* [Given exercise]:
Without the pictures, write out all the lines below exactly as they appear.

* [Information given]:

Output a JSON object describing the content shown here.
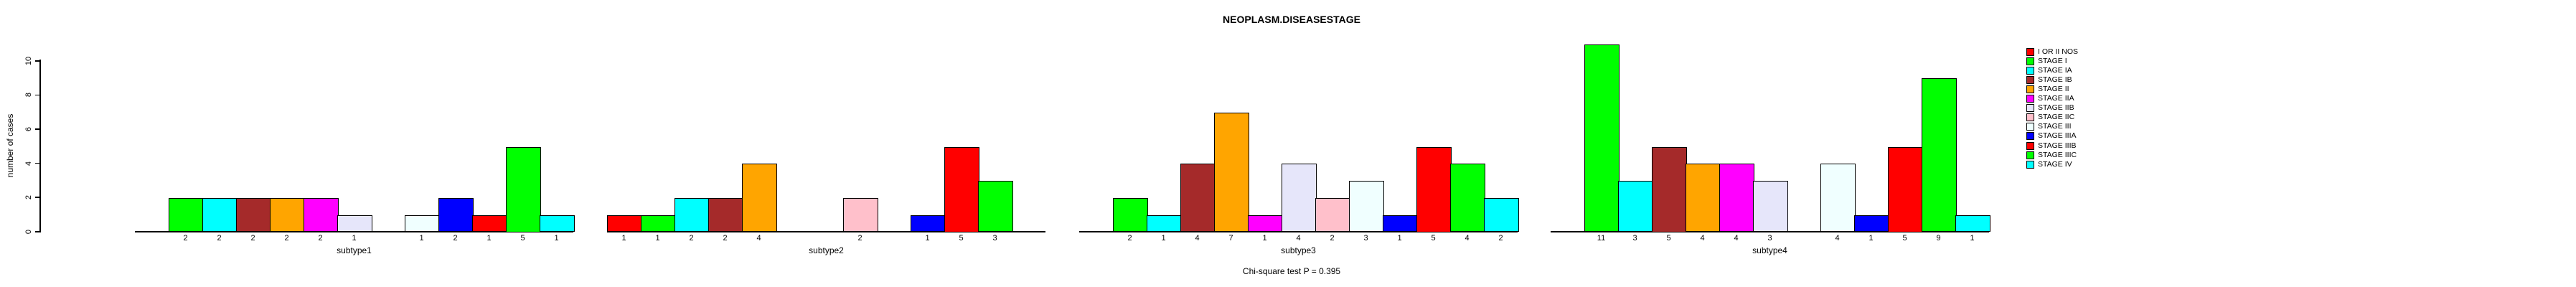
{
  "title": "NEOPLASM.DISEASESTAGE",
  "subtitle": "Chi-square test P = 0.395",
  "y_axis_label": "number of cases",
  "chart_data": {
    "type": "bar",
    "title": "NEOPLASM.DISEASESTAGE",
    "xlabel": "",
    "ylabel": "number of cases",
    "annotation": "Chi-square test P = 0.395",
    "ylim": [
      0,
      11.6
    ],
    "yticks": [
      0,
      2,
      4,
      6,
      8,
      10
    ],
    "grid": false,
    "legend_position": "top-right",
    "zero_bars_hidden": true,
    "categories": [
      "I OR II NOS",
      "STAGE I",
      "STAGE IA",
      "STAGE IB",
      "STAGE II",
      "STAGE IIA",
      "STAGE IIB",
      "STAGE IIC",
      "STAGE III",
      "STAGE IIIA",
      "STAGE IIIB",
      "STAGE IIIC",
      "STAGE IV"
    ],
    "colors": [
      "#FF0000",
      "#00FF00",
      "#00FFFF",
      "#A52A2A",
      "#FFA500",
      "#FF00FF",
      "#E6E6FA",
      "#FFC0CB",
      "#F0FFFF",
      "#0000FF",
      "#FF0000",
      "#00FF00",
      "#00FFFF"
    ],
    "groups": [
      {
        "label": "subtype1",
        "values": [
          0,
          2,
          2,
          2,
          2,
          2,
          1,
          0,
          1,
          2,
          1,
          5,
          1
        ]
      },
      {
        "label": "subtype2",
        "values": [
          1,
          1,
          2,
          2,
          4,
          0,
          0,
          2,
          0,
          1,
          5,
          3,
          0
        ]
      },
      {
        "label": "subtype3",
        "values": [
          0,
          2,
          1,
          4,
          7,
          1,
          4,
          2,
          3,
          1,
          5,
          4,
          2
        ]
      },
      {
        "label": "subtype4",
        "values": [
          0,
          11,
          3,
          5,
          4,
          4,
          3,
          0,
          4,
          1,
          5,
          9,
          1
        ]
      }
    ]
  }
}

* [Solved problem]:
Output a JSON object describing the content shown here.
{
  "title": "NEOPLASM.DISEASESTAGE",
  "subtitle": "Chi-square test P = 0.395",
  "y_axis_label": "number of cases",
  "chart_data": {
    "type": "bar",
    "title": "NEOPLASM.DISEASESTAGE",
    "xlabel": "",
    "ylabel": "number of cases",
    "annotation": "Chi-square test P = 0.395",
    "ylim": [
      0,
      11.6
    ],
    "yticks": [
      0,
      2,
      4,
      6,
      8,
      10
    ],
    "grid": false,
    "legend_position": "top-right",
    "zero_bars_hidden": true,
    "categories": [
      "I OR II NOS",
      "STAGE I",
      "STAGE IA",
      "STAGE IB",
      "STAGE II",
      "STAGE IIA",
      "STAGE IIB",
      "STAGE IIC",
      "STAGE III",
      "STAGE IIIA",
      "STAGE IIIB",
      "STAGE IIIC",
      "STAGE IV"
    ],
    "colors": [
      "#FF0000",
      "#00FF00",
      "#00FFFF",
      "#A52A2A",
      "#FFA500",
      "#FF00FF",
      "#E6E6FA",
      "#FFC0CB",
      "#F0FFFF",
      "#0000FF",
      "#FF0000",
      "#00FF00",
      "#00FFFF"
    ],
    "groups": [
      {
        "label": "subtype1",
        "values": [
          0,
          2,
          2,
          2,
          2,
          2,
          1,
          0,
          1,
          2,
          1,
          5,
          1
        ]
      },
      {
        "label": "subtype2",
        "values": [
          1,
          1,
          2,
          2,
          4,
          0,
          0,
          2,
          0,
          1,
          5,
          3,
          0
        ]
      },
      {
        "label": "subtype3",
        "values": [
          0,
          2,
          1,
          4,
          7,
          1,
          4,
          2,
          3,
          1,
          5,
          4,
          2
        ]
      },
      {
        "label": "subtype4",
        "values": [
          0,
          11,
          3,
          5,
          4,
          4,
          3,
          0,
          4,
          1,
          5,
          9,
          1
        ]
      }
    ]
  }
}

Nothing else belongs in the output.